[Excerpts from a figure dataset]
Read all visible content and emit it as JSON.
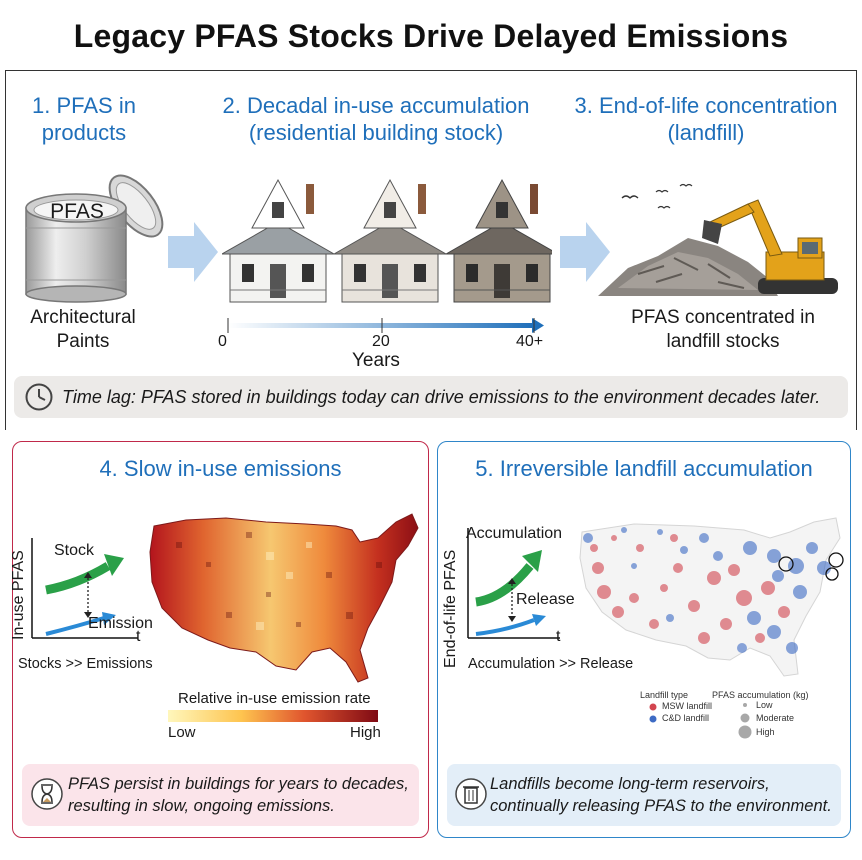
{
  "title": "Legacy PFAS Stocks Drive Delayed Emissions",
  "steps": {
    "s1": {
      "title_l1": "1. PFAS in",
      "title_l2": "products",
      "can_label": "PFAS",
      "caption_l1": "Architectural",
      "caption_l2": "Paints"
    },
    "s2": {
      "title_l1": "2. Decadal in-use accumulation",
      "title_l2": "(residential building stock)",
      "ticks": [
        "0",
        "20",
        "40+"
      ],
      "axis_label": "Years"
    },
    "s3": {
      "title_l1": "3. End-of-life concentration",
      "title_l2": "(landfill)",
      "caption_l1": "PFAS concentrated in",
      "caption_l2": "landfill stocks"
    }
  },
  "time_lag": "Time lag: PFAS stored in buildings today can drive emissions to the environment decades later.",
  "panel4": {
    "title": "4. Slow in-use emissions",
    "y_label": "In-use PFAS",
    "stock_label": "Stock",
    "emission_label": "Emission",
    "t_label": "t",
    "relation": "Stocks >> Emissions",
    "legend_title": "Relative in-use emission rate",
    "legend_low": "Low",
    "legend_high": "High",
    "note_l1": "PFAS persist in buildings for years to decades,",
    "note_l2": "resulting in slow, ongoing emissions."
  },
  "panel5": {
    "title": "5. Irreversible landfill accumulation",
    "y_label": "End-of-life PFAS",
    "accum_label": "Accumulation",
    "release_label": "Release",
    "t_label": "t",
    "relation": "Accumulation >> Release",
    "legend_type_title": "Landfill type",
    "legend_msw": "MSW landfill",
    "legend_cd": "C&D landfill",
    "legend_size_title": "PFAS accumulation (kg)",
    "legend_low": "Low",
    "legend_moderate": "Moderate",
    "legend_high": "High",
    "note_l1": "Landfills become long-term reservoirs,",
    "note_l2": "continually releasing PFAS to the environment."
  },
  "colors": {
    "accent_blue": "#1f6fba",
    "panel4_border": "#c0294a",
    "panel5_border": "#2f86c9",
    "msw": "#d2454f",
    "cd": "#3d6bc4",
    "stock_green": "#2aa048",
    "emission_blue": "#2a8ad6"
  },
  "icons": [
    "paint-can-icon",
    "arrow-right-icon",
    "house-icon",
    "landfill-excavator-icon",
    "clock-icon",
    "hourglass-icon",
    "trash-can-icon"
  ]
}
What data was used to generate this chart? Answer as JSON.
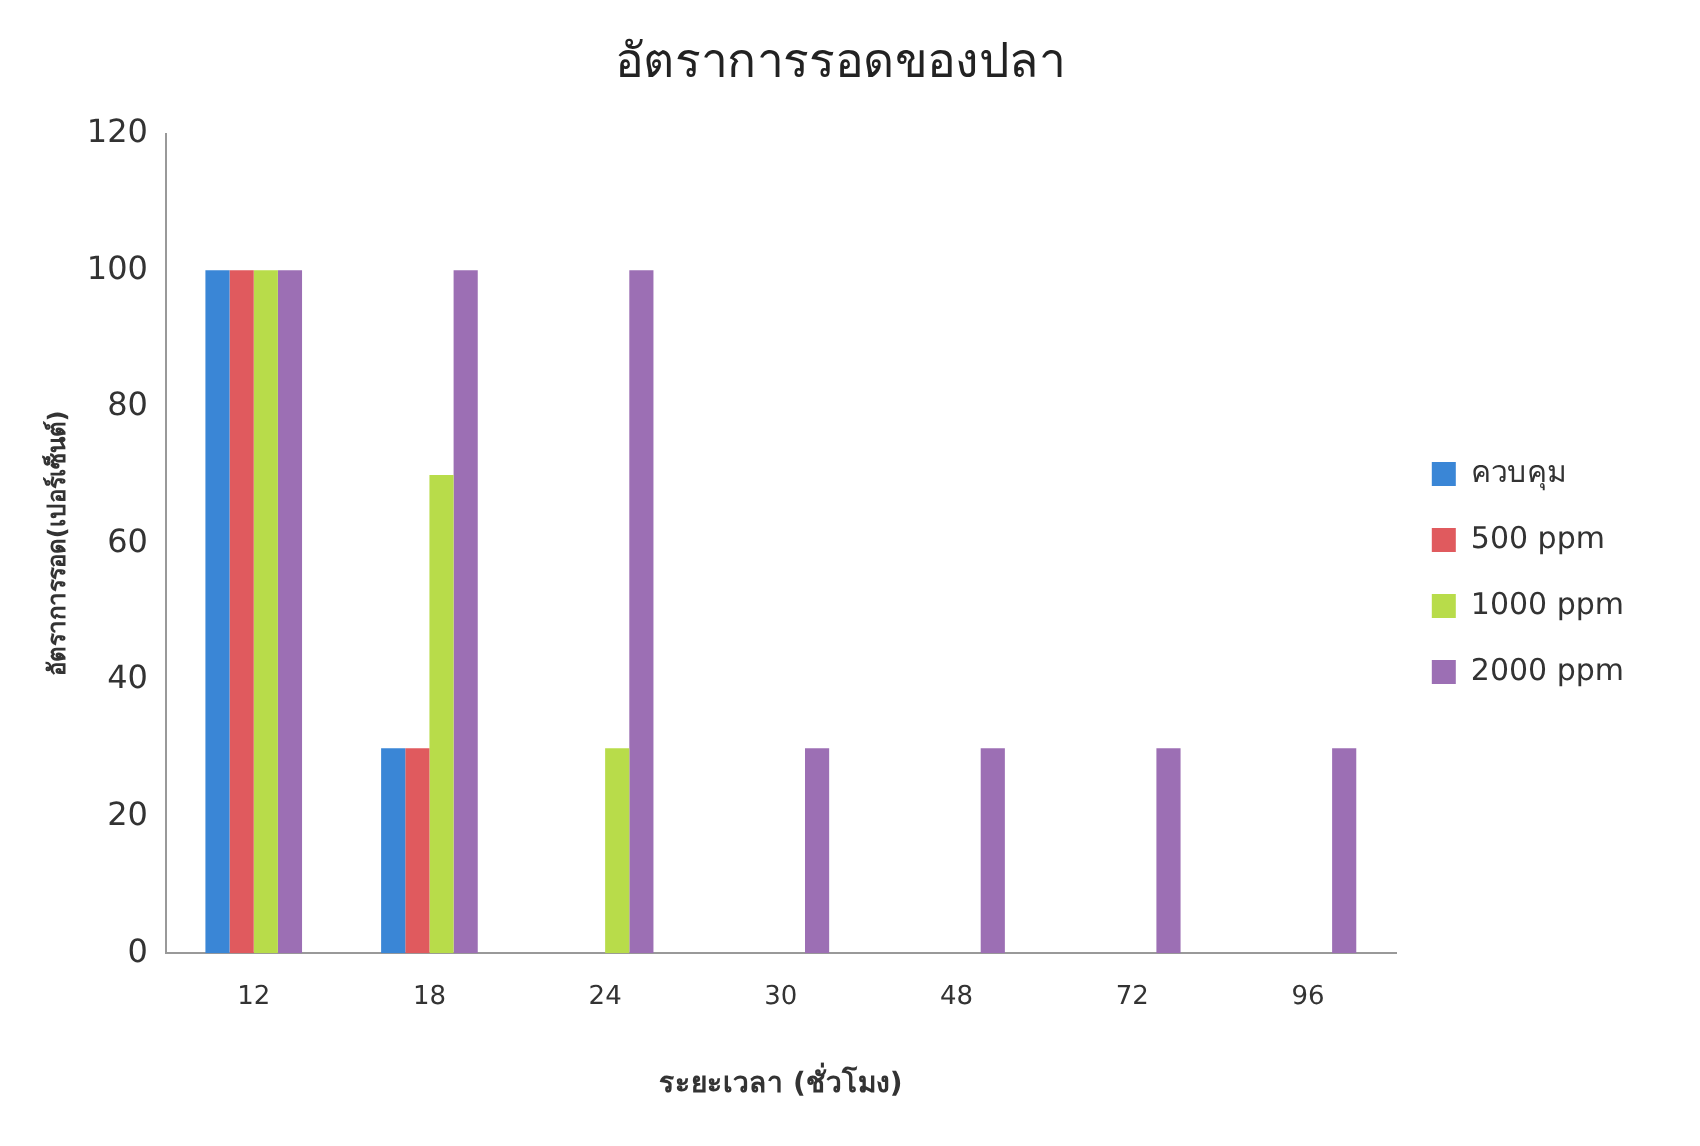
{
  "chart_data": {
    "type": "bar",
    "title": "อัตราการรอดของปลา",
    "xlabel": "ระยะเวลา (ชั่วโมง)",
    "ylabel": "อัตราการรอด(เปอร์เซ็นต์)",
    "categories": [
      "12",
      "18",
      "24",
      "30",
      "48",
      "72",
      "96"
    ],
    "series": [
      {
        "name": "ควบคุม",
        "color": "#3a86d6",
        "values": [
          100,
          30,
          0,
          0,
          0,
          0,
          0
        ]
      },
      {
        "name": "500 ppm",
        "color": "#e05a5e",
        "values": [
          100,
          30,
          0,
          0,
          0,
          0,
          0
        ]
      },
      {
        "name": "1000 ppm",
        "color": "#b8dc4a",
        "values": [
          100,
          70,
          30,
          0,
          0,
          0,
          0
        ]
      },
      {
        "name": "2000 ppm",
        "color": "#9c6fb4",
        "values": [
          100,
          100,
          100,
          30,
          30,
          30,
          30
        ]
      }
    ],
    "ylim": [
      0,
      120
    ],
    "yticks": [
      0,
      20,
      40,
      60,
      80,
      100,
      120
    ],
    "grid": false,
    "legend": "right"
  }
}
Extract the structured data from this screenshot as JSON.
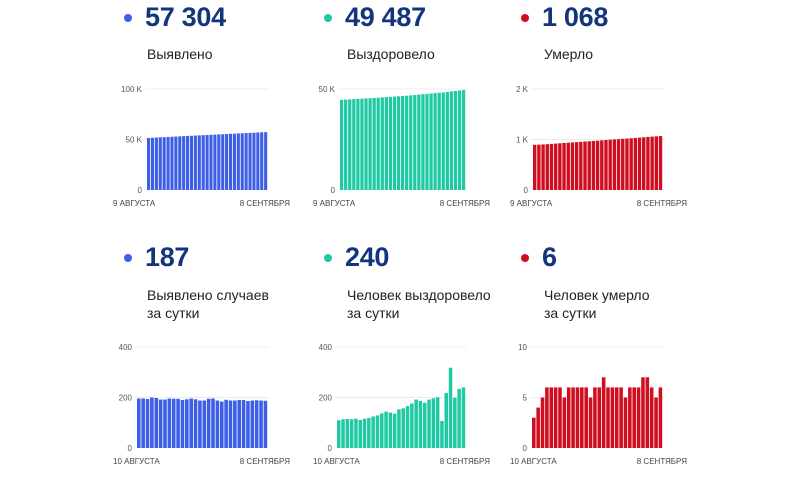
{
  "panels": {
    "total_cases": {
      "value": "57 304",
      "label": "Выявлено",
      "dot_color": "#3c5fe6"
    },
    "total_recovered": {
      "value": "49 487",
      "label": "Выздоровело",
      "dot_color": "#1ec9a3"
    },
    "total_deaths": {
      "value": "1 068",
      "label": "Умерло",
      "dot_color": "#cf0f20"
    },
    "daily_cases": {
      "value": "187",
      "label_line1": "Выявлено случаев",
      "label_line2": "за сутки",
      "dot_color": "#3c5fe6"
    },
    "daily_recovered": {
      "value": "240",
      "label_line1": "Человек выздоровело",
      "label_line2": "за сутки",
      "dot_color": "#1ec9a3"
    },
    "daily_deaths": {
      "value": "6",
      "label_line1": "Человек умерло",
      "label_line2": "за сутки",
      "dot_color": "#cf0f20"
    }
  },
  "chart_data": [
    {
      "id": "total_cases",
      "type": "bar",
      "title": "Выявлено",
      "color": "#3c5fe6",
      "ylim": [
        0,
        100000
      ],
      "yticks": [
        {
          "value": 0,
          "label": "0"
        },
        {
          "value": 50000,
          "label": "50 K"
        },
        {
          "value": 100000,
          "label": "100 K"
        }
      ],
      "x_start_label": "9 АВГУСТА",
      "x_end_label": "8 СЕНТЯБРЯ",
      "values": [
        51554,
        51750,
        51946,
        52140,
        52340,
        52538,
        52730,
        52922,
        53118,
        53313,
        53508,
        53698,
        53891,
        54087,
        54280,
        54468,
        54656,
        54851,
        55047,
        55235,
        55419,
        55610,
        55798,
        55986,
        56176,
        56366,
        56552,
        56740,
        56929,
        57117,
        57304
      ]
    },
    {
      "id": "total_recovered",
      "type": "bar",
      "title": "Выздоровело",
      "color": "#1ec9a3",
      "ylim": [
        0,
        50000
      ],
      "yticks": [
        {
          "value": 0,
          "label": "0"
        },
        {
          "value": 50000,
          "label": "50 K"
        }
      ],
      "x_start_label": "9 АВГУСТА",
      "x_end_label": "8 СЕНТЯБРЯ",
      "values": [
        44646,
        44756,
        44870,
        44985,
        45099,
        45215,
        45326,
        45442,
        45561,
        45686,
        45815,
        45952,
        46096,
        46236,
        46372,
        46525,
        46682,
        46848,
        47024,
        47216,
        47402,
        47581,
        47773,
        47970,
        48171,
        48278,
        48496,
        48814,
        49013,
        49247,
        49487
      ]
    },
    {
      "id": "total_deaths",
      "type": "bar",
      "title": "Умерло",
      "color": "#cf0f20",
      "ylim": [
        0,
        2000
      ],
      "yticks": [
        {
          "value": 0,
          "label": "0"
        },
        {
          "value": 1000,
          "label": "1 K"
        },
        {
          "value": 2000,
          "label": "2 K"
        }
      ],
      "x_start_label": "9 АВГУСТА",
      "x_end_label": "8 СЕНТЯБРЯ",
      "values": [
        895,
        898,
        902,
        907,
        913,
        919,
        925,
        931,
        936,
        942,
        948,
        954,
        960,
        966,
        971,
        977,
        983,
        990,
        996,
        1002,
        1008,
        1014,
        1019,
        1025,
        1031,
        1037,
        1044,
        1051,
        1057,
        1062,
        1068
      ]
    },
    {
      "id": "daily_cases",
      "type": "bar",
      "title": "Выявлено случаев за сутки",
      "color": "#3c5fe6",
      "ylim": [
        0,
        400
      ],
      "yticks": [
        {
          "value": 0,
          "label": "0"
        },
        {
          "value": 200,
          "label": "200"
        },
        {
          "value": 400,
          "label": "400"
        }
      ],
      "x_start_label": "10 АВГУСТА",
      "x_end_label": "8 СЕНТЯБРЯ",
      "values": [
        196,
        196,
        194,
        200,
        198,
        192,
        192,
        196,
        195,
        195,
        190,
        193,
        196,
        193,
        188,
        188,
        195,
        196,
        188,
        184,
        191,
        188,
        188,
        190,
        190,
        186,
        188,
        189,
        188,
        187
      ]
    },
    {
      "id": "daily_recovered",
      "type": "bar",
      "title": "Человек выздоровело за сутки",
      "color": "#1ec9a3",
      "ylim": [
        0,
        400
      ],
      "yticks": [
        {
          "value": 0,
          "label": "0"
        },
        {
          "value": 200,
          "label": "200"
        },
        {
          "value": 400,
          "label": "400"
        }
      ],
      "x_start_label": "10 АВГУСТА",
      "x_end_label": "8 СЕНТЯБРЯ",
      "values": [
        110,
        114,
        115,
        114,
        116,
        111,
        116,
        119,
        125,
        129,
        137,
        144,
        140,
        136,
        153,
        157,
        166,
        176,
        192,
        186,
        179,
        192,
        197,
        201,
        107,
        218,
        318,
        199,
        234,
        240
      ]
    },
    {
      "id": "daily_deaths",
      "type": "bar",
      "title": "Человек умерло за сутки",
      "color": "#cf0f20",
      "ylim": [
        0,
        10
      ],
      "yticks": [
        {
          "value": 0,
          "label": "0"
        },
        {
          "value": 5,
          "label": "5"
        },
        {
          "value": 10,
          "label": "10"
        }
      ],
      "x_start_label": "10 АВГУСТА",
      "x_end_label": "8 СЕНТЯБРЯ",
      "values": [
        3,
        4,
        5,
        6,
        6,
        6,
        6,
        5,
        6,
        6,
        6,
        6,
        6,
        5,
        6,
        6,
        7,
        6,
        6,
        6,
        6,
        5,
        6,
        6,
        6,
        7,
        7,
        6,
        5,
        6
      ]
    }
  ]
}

■ **WHAT IS EXPECTED**:
Locate all lines in the listing above with the word "name" and copy them.

■ **RESULT OF THIS EXERCISE**:
        "name": "ควบคุม",
        "name": "500 ppm",
        "name": "1000 ppm",
        "name": "2000 ppm",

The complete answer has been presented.